## Begin Data section

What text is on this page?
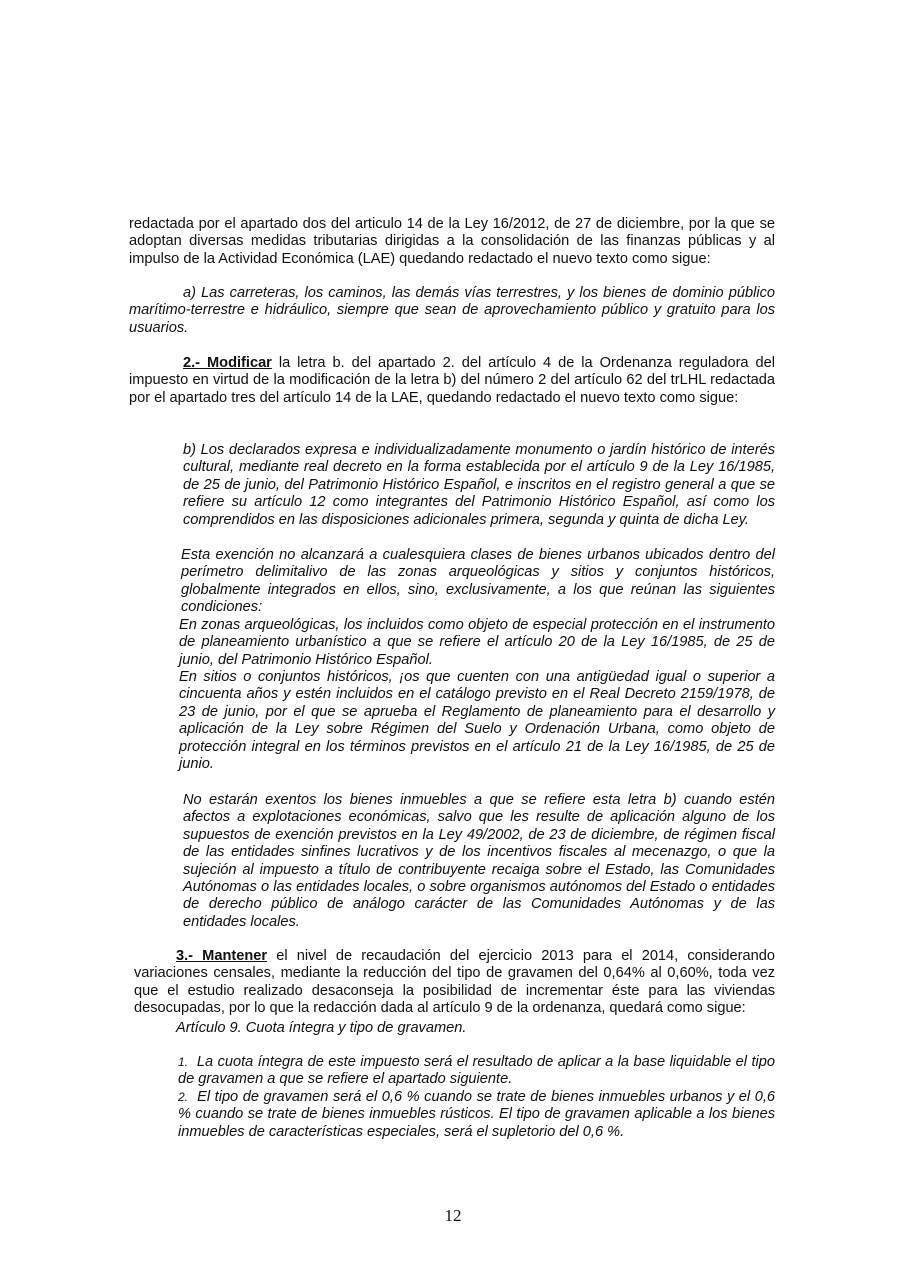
redactada por el apartado dos del articulo 14 de la Ley 16/2012, de 27 de diciembre, por la que se adoptan diversas medidas tributarias dirigidas a la consolidación de las finanzas públicas y al impulso de la Actividad Económica (LAE) quedando redactado el nuevo texto como sigue:

a) Las carreteras, los caminos, las demás vías terrestres, y los bienes de dominio público marítimo-terrestre e hidráulico, siempre que sean de aprovechamiento público y gratuito para los usuarios.

2.- Modificar la letra b. del apartado 2. del artículo 4 de la Ordenanza reguladora del impuesto en virtud de la modificación de la letra b) del número 2 del artículo 62 del trLHL redactada por el apartado tres del artículo 14 de la LAE, quedando redactado el nuevo texto como sigue:

b) Los declarados expresa e individualizadamente monumento o jardín histórico de interés cultural, mediante real decreto en la forma establecida por el artículo 9 de la Ley 16/1985, de 25 de junio, del Patrimonio Histórico Español, e inscritos en el registro general a que se refiere su artículo 12 como integrantes del Patrimonio Histórico Español, así como los comprendidos en las disposiciones adicionales primera, segunda y quinta de dicha Ley.

Esta exención no alcanzará a cualesquiera clases de bienes urbanos ubicados dentro del perímetro delimitalivo de las zonas arqueológicas y sitios y conjuntos históricos, globalmente integrados en ellos, sino, exclusivamente, a los que reúnan las siguientes condiciones:

En zonas arqueológicas, los incluidos como objeto de especial protección en el instrumento de planeamiento urbanístico a que se refiere el artículo 20 de la Ley 16/1985, de 25 de junio, del Patrimonio Histórico Español.

En sitios o conjuntos históricos, ¡os que cuenten con una antigüedad igual o superior a cincuenta años y estén incluidos en el catálogo previsto en el Real Decreto 2159/1978, de 23 de junio, por el que se aprueba el Reglamento de planeamiento para el desarrollo y aplicación de la Ley sobre Régimen del Suelo y Ordenación Urbana, como objeto de protección integral en los términos previstos en el artículo 21 de la Ley 16/1985, de 25 de junio.

No estarán exentos los bienes inmuebles a que se refiere esta letra b) cuando estén afectos a explotaciones económicas, salvo que les resulte de aplicación alguno de los supuestos de exención previstos en la Ley 49/2002, de 23 de diciembre, de régimen fiscal de las entidades sinfines lucrativos y de los incentivos fiscales al mecenazgo, o que la sujeción al impuesto a título de contribuyente recaiga sobre el Estado, las Comunidades Autónomas o las entidades locales, o sobre organismos autónomos del Estado o entidades de derecho público de análogo carácter de las Comunidades Autónomas y de las entidades locales.

3.- Mantener el nivel de recaudación del ejercicio 2013 para el 2014, considerando variaciones censales, mediante la reducción del tipo de gravamen del 0,64% al 0,60%, toda vez que el estudio realizado desaconseja la posibilidad de incrementar éste para las viviendas desocupadas, por lo que la redacción dada al artículo 9 de la ordenanza, quedará como sigue:

Artículo 9. Cuota íntegra y tipo de gravamen.

1. La cuota íntegra de este impuesto será el resultado de aplicar a la base liquidable el tipo de gravamen a que se refiere el apartado siguiente.

2. El tipo de gravamen será el 0,6 % cuando se trate de bienes inmuebles urbanos y el 0,6 % cuando se trate de bienes inmuebles rústicos. El tipo de gravamen aplicable a los bienes inmuebles de características especiales, será el supletorio del 0,6 %.

12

## End Data section

-- Directions --
Set the data above down again exactly as given, with no pictures.

-- Exercise output --
What text is on this page?
redactada por el apartado dos del articulo 14 de la Ley 16/2012, de 27 de diciembre, por la que se adoptan diversas medidas tributarias dirigidas a la consolidación de las finanzas públicas y al impulso de la Actividad Económica (LAE) quedando redactado el nuevo texto como sigue:

a) Las carreteras, los caminos, las demás vías terrestres, y los bienes de dominio público marítimo-terrestre e hidráulico, siempre que sean de aprovechamiento público y gratuito para los usuarios.

2.- Modificar la letra b. del apartado 2. del artículo 4 de la Ordenanza reguladora del impuesto en virtud de la modificación de la letra b) del número 2 del artículo 62 del trLHL redactada por el apartado tres del artículo 14 de la LAE, quedando redactado el nuevo texto como sigue:

b) Los declarados expresa e individualizadamente monumento o jardín histórico de interés cultural, mediante real decreto en la forma establecida por el artículo 9 de la Ley 16/1985, de 25 de junio, del Patrimonio Histórico Español, e inscritos en el registro general a que se refiere su artículo 12 como integrantes del Patrimonio Histórico Español, así como los comprendidos en las disposiciones adicionales primera, segunda y quinta de dicha Ley.

Esta exención no alcanzará a cualesquiera clases de bienes urbanos ubicados dentro del perímetro delimitalivo de las zonas arqueológicas y sitios y conjuntos históricos, globalmente integrados en ellos, sino, exclusivamente, a los que reúnan las siguientes condiciones:

En zonas arqueológicas, los incluidos como objeto de especial protección en el instrumento de planeamiento urbanístico a que se refiere el artículo 20 de la Ley 16/1985, de 25 de junio, del Patrimonio Histórico Español.

En sitios o conjuntos históricos, ¡os que cuenten con una antigüedad igual o superior a cincuenta años y estén incluidos en el catálogo previsto en el Real Decreto 2159/1978, de 23 de junio, por el que se aprueba el Reglamento de planeamiento para el desarrollo y aplicación de la Ley sobre Régimen del Suelo y Ordenación Urbana, como objeto de protección integral en los términos previstos en el artículo 21 de la Ley 16/1985, de 25 de junio.

No estarán exentos los bienes inmuebles a que se refiere esta letra b) cuando estén afectos a explotaciones económicas, salvo que les resulte de aplicación alguno de los supuestos de exención previstos en la Ley 49/2002, de 23 de diciembre, de régimen fiscal de las entidades sinfines lucrativos y de los incentivos fiscales al mecenazgo, o que la sujeción al impuesto a título de contribuyente recaiga sobre el Estado, las Comunidades Autónomas o las entidades locales, o sobre organismos autónomos del Estado o entidades de derecho público de análogo carácter de las Comunidades Autónomas y de las entidades locales.

3.- Mantener el nivel de recaudación del ejercicio 2013 para el 2014, considerando variaciones censales, mediante la reducción del tipo de gravamen del 0,64% al 0,60%, toda vez que el estudio realizado desaconseja la posibilidad de incrementar éste para las viviendas desocupadas, por lo que la redacción dada al artículo 9 de la ordenanza, quedará como sigue:

Artículo 9. Cuota íntegra y tipo de gravamen.

1. La cuota íntegra de este impuesto será el resultado de aplicar a la base liquidable el tipo de gravamen a que se refiere el apartado siguiente.

2. El tipo de gravamen será el 0,6 % cuando se trate de bienes inmuebles urbanos y el 0,6 % cuando se trate de bienes inmuebles rústicos. El tipo de gravamen aplicable a los bienes inmuebles de características especiales, será el supletorio del 0,6 %.

12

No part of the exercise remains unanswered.